## Input records
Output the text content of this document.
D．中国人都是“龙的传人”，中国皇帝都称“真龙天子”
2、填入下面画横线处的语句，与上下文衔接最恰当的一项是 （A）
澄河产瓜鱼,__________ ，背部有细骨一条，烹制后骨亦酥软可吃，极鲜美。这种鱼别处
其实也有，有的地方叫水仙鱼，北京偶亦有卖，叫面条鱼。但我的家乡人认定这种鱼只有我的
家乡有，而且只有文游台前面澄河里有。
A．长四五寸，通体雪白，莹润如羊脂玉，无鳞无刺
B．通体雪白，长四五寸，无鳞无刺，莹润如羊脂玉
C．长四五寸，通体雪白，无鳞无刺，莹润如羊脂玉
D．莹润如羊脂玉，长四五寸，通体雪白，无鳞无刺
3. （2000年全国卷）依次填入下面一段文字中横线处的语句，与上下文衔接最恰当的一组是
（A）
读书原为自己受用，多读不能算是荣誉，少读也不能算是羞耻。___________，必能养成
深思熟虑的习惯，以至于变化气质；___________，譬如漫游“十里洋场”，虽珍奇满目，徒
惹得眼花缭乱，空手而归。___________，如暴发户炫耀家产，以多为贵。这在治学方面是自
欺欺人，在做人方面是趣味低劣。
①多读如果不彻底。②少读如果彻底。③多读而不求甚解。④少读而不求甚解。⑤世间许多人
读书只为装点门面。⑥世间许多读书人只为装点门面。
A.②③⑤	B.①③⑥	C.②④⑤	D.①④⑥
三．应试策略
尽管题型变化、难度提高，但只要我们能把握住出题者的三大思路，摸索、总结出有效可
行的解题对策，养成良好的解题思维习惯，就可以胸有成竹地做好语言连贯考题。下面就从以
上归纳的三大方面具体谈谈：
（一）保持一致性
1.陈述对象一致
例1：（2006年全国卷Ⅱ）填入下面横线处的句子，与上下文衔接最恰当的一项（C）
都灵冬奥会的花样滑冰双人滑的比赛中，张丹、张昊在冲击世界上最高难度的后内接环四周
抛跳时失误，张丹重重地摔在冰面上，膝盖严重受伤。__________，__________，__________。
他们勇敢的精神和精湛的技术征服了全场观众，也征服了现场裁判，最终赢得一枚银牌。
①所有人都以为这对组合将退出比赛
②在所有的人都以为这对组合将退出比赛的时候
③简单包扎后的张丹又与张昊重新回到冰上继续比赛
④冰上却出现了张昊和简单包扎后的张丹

## Aim
In the entries above, find lines with "无鳞无刺" and copy each.

## Correct result
A．长四五寸，通体雪白，莹润如羊脂玉，无鳞无刺
B．通体雪白，长四五寸，无鳞无刺，莹润如羊脂玉
C．长四五寸，通体雪白，无鳞无刺，莹润如羊脂玉
D．莹润如羊脂玉，长四五寸，通体雪白，无鳞无刺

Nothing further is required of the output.